Start

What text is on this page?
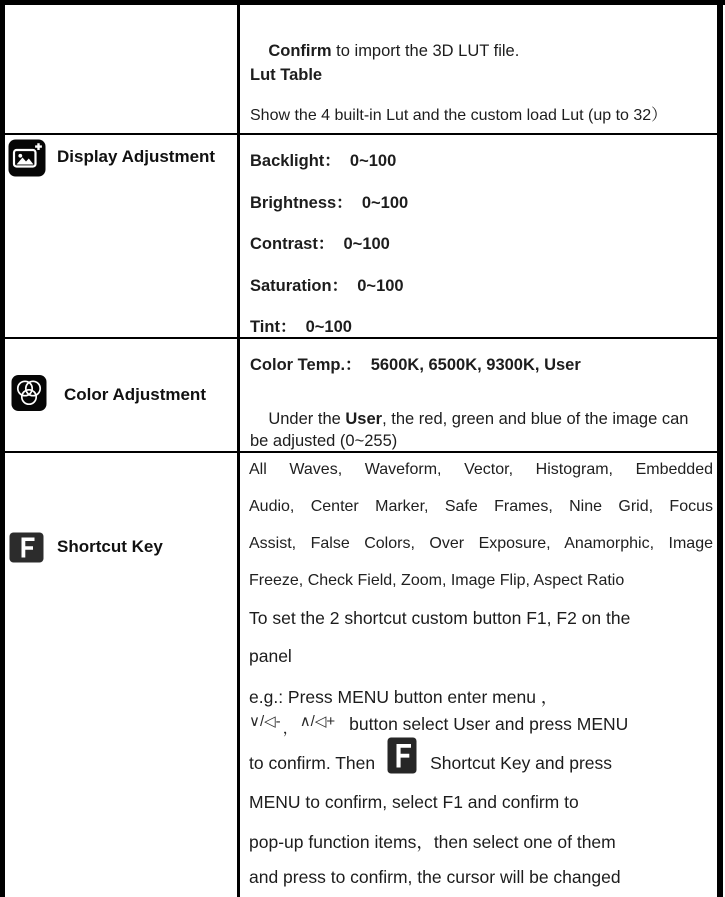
Confirm to import the 3D LUT file.

Lut Table
Show the 4 built-in Lut and the custom load Lut (up to 32）
Display Adjustment Backlight：  0~100
Brightness：  0~100
Contrast：  0~100
Saturation：  0~100
Tint：  0~100
Color Adjustment
Color Temp.：  5600K, 6500K, 9300K, User

Under the User, the red, green and blue of the image can

be adjusted (0~255)
Shortcut Key
All Waves, Waveform, Vector, Histogram, Embedded
Audio, Center Marker, Safe Frames, Nine Grid, Focus
Assist, False Colors, Over Exposure, Anamorphic, Image
Freeze, Check Field, Zoom, Image Flip, Aspect Ratio
To set the 2 shortcut custom button F1, F2 on the
panel
e.g.: Press MENU button enter menu ，
∨/◁- ， ∧/◁+ button select User and press MENU
to confirm. Then	Shortcut Key and press
MENU to confirm, select F1 and confirm to
pop-up function items，then select one of them
and press to confirm, the cursor will be changed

End

**Problem details:** Write out all the entries word for word, but skip any images.

**Response for this exercise:**
What text is on this page?
Confirm to import the 3D LUT file.

Lut Table
Show the 4 built-in Lut and the custom load Lut (up to 32）
Display Adjustment Backlight：  0~100
Brightness：  0~100
Contrast：  0~100
Saturation：  0~100
Tint：  0~100
Color Adjustment
Color Temp.：  5600K, 6500K, 9300K, User

Under the User, the red, green and blue of the image can

be adjusted (0~255)
Shortcut Key
All Waves, Waveform, Vector, Histogram, Embedded
Audio, Center Marker, Safe Frames, Nine Grid, Focus
Assist, False Colors, Over Exposure, Anamorphic, Image
Freeze, Check Field, Zoom, Image Flip, Aspect Ratio
To set the 2 shortcut custom button F1, F2 on the
panel
e.g.: Press MENU button enter menu ，
∨/◁- ， ∧/◁+ button select User and press MENU
to confirm. Then	Shortcut Key and press
MENU to confirm, select F1 and confirm to
pop-up function items，then select one of them
and press to confirm, the cursor will be changed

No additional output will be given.